* begin The records *
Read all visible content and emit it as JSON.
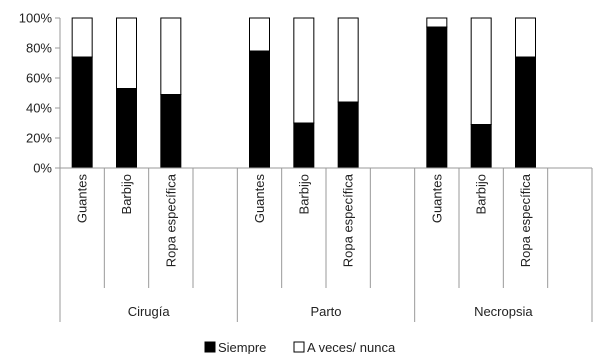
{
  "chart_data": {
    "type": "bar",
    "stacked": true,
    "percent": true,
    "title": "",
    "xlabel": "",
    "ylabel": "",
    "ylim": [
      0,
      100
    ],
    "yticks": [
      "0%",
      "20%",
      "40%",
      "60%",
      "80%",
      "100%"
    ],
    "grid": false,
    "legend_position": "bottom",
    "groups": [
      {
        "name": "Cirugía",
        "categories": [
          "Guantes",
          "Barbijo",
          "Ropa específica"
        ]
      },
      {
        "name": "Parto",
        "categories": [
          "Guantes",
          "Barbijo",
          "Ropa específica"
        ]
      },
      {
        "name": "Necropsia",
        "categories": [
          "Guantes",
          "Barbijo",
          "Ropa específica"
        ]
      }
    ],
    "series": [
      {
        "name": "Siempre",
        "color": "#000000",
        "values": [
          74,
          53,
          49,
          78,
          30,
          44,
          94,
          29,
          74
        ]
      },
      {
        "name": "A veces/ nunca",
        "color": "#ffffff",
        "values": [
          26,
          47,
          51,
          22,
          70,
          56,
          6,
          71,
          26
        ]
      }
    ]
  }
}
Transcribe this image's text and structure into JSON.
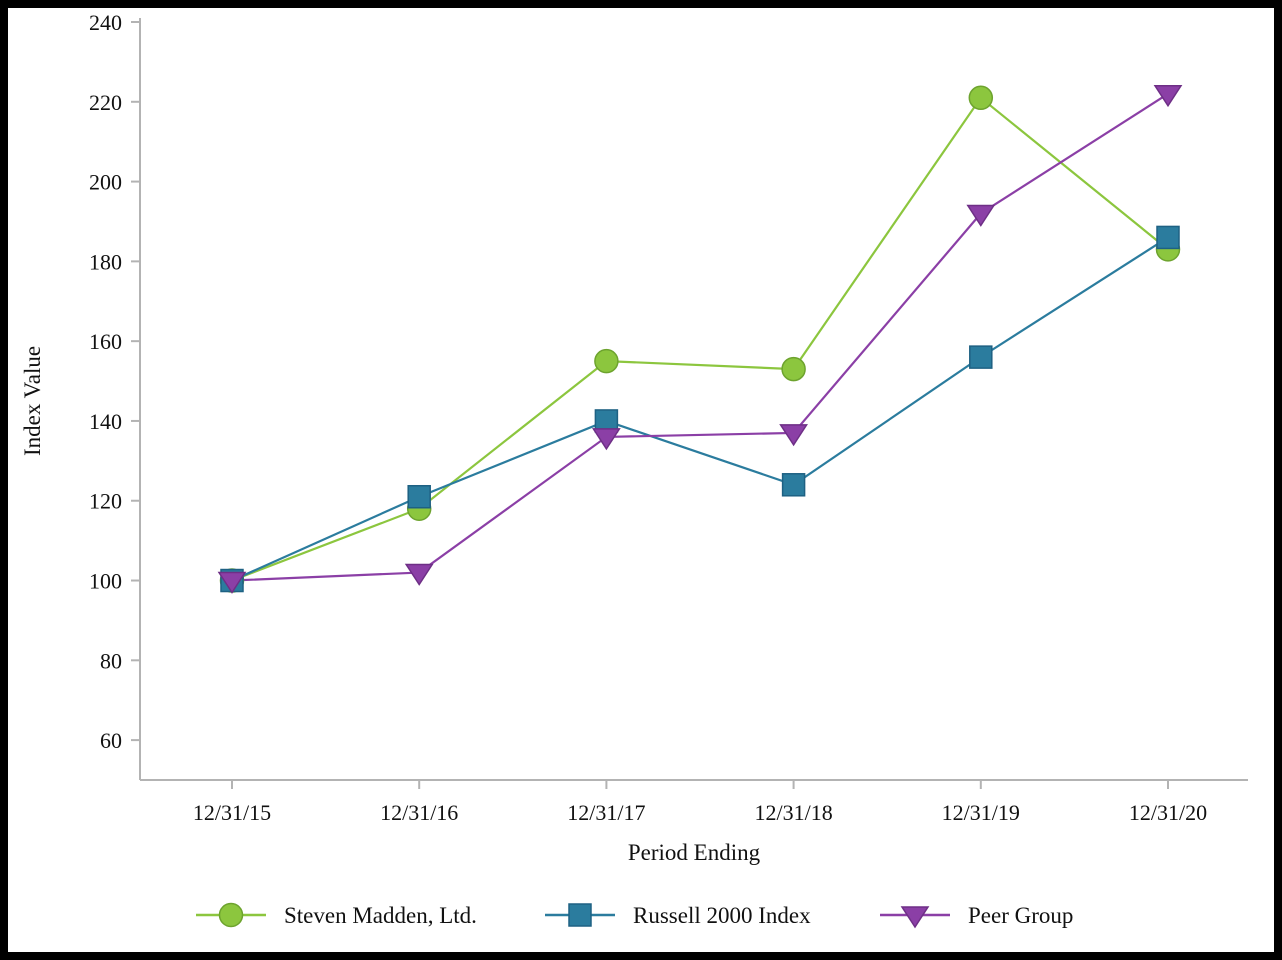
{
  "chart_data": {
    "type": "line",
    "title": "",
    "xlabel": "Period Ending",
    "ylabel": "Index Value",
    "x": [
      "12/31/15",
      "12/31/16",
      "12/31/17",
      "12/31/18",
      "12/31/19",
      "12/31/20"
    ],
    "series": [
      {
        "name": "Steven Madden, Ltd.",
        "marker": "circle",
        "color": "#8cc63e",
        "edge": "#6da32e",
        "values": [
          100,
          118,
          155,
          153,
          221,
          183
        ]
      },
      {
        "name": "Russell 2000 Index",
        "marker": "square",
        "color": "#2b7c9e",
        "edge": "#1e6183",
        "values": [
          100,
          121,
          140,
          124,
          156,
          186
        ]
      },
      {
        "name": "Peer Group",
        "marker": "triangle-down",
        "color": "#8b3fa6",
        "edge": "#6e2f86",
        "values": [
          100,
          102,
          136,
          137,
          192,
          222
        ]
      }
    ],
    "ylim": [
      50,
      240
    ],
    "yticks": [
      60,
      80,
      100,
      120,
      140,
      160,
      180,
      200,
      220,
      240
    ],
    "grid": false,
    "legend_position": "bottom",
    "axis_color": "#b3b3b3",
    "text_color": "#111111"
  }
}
* end The records *
* begin The records *
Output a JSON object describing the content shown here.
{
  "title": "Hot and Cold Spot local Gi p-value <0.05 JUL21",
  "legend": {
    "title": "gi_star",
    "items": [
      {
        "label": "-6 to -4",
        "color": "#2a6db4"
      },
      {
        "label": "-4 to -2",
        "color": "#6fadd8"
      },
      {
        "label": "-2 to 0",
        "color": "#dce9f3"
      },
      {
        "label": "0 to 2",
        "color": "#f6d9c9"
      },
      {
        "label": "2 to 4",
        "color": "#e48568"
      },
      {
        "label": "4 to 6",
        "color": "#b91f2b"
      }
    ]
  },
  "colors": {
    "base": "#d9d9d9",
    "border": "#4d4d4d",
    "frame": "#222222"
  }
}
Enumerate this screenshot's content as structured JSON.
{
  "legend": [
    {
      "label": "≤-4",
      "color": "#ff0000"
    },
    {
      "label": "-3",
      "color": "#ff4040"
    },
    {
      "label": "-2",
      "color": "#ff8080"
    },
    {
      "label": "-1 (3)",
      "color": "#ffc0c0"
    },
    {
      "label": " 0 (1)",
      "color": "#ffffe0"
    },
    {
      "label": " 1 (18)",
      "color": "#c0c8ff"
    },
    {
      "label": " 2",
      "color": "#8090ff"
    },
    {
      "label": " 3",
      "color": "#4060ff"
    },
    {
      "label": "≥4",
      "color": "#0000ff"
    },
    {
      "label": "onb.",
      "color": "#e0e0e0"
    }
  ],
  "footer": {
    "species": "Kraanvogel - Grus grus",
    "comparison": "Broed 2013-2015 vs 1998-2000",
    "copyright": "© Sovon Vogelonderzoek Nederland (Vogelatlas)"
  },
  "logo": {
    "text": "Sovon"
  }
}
* end The records *
* begin The records *
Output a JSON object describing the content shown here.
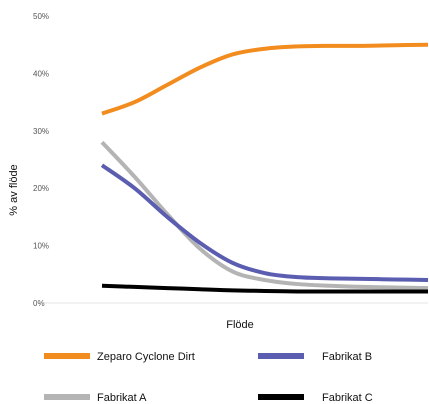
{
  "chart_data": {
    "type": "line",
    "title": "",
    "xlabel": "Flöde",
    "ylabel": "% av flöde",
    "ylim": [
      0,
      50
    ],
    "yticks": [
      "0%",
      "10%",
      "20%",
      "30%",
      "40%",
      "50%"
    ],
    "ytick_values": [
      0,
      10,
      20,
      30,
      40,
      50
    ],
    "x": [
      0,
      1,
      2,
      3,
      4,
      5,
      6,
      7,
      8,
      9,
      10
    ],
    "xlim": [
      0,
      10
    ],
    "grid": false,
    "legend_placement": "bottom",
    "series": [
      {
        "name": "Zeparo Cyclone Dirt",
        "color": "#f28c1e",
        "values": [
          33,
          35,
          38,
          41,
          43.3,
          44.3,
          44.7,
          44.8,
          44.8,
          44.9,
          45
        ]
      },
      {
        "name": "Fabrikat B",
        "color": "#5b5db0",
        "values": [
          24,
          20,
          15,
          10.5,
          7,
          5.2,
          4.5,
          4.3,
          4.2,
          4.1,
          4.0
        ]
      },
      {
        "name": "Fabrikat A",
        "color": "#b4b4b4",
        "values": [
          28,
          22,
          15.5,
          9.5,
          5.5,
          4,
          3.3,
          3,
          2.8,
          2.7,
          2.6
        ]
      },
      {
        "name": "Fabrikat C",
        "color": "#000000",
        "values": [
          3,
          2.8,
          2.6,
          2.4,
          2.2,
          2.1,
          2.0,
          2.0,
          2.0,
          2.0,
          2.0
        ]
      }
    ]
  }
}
* end The records *
**What you should do**
Each line that holds the word "Fabrikat" should be extracted from the records.

**Final result**
        "name": "Fabrikat B",
        "name": "Fabrikat A",
        "name": "Fabrikat C",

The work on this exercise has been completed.